• _Task objective_: Locate all lines in the data below that hold "Proband" and show them.

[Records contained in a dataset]
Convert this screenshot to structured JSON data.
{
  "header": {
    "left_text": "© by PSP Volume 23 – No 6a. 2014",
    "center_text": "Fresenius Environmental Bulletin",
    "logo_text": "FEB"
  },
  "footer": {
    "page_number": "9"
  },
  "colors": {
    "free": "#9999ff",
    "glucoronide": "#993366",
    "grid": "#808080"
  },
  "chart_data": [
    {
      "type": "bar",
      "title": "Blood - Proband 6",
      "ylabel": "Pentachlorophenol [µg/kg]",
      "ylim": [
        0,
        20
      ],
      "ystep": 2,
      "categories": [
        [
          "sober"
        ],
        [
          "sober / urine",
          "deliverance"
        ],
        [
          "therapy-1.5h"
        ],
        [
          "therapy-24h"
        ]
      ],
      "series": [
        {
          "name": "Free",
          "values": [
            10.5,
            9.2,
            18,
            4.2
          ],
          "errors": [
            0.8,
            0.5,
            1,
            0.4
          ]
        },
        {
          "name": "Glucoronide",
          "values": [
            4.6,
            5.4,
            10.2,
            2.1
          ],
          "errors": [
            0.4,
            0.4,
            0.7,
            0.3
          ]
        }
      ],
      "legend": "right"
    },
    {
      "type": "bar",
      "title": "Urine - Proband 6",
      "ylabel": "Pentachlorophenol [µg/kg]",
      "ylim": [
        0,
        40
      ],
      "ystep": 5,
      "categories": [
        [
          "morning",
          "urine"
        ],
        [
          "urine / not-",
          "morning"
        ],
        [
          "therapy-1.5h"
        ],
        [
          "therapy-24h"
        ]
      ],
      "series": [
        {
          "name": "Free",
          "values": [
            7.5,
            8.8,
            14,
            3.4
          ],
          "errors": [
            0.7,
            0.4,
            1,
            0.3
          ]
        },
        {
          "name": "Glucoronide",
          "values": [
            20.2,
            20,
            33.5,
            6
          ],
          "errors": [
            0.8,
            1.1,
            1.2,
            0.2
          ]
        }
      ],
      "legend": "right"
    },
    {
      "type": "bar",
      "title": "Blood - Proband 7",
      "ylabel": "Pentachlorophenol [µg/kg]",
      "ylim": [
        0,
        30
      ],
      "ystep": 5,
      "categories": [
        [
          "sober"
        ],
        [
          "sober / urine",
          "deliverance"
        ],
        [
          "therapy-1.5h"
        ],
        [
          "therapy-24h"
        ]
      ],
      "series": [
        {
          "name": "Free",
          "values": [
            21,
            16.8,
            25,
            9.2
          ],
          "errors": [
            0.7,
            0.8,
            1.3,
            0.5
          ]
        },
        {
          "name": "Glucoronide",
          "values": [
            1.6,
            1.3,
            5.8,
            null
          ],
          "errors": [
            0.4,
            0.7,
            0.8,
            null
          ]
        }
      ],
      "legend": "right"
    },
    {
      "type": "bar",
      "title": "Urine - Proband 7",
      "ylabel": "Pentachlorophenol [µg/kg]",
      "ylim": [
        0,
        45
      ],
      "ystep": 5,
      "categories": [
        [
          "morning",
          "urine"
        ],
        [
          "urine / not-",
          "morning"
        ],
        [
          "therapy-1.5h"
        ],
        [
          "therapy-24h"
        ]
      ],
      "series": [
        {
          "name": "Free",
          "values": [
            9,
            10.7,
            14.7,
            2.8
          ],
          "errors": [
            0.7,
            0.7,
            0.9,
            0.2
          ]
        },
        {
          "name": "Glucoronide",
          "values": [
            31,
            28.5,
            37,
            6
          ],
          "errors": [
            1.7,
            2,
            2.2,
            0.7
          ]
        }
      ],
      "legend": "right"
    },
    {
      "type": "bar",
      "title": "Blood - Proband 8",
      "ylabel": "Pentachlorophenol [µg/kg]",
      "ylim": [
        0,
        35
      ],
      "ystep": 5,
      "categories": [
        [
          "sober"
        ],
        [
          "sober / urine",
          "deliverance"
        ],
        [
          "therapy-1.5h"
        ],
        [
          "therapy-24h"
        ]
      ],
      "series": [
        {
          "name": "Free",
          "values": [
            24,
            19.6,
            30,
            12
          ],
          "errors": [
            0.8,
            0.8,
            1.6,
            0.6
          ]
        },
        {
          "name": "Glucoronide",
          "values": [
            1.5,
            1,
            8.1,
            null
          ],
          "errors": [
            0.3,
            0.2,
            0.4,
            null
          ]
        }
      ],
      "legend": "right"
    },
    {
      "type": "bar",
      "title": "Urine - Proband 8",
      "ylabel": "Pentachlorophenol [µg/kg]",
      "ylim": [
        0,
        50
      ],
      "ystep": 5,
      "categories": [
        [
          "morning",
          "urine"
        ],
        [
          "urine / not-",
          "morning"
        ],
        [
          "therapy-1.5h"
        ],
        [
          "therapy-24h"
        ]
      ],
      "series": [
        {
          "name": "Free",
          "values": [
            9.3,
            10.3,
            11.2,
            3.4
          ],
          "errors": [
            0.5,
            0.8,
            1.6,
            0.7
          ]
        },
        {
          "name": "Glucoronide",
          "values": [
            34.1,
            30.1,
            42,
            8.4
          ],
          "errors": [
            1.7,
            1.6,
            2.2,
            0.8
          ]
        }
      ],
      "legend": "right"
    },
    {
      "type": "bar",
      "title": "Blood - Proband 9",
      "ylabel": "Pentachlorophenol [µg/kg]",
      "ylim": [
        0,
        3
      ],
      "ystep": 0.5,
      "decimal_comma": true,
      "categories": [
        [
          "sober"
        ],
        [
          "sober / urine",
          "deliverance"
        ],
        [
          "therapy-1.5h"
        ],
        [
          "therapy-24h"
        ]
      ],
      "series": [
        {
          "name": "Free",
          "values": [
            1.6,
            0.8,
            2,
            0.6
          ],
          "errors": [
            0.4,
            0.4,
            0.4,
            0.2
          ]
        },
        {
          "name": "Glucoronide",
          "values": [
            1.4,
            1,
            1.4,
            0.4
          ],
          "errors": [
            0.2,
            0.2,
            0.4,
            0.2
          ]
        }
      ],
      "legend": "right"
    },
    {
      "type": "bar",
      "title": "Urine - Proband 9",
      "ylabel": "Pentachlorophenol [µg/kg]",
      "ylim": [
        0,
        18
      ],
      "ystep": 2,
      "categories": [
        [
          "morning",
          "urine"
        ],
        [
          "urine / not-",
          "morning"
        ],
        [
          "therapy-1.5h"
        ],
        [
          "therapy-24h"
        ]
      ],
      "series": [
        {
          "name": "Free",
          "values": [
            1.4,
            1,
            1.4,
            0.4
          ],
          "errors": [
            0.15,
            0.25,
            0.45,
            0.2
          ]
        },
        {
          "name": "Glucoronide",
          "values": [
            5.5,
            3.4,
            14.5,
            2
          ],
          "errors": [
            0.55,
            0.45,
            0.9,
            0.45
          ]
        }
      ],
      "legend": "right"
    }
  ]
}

• _Worked answer_:
      "title": "Blood - Proband 6",
      "title": "Urine - Proband 6",
      "title": "Blood - Proband 7",
      "title": "Urine - Proband 7",
      "title": "Blood - Proband 8",
      "title": "Urine - Proband 8",
      "title": "Blood - Proband 9",
      "title": "Urine - Proband 9",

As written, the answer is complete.